-- start of ENTRIES SHOWN --

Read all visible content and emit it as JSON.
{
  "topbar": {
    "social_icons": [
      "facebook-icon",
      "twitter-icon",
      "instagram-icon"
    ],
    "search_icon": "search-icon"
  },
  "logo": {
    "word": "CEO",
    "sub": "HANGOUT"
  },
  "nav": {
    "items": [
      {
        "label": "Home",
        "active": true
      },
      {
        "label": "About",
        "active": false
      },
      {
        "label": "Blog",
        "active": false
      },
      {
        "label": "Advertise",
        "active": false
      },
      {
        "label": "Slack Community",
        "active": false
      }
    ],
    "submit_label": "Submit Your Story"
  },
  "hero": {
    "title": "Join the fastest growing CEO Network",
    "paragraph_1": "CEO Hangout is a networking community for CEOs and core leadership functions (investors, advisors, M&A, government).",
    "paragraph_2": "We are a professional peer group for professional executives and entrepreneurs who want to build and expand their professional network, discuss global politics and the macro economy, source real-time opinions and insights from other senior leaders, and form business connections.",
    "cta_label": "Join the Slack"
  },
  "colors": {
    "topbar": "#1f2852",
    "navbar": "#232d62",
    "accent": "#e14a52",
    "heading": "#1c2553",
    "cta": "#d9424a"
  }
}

-- end of ENTRIES SHOWN --

▶ THE REQUEST: Give the data again, exactly as it stands.

▶ OUTPUT FOR THIS EXERCISE:
Read all visible content and emit it as JSON.
{
  "topbar": {
    "social_icons": [
      "facebook-icon",
      "twitter-icon",
      "instagram-icon"
    ],
    "search_icon": "search-icon"
  },
  "logo": {
    "word": "CEO",
    "sub": "HANGOUT"
  },
  "nav": {
    "items": [
      {
        "label": "Home",
        "active": true
      },
      {
        "label": "About",
        "active": false
      },
      {
        "label": "Blog",
        "active": false
      },
      {
        "label": "Advertise",
        "active": false
      },
      {
        "label": "Slack Community",
        "active": false
      }
    ],
    "submit_label": "Submit Your Story"
  },
  "hero": {
    "title": "Join the fastest growing CEO Network",
    "paragraph_1": "CEO Hangout is a networking community for CEOs and core leadership functions (investors, advisors, M&A, government).",
    "paragraph_2": "We are a professional peer group for professional executives and entrepreneurs who want to build and expand their professional network, discuss global politics and the macro economy, source real-time opinions and insights from other senior leaders, and form business connections.",
    "cta_label": "Join the Slack"
  },
  "colors": {
    "topbar": "#1f2852",
    "navbar": "#232d62",
    "accent": "#e14a52",
    "heading": "#1c2553",
    "cta": "#d9424a"
  }
}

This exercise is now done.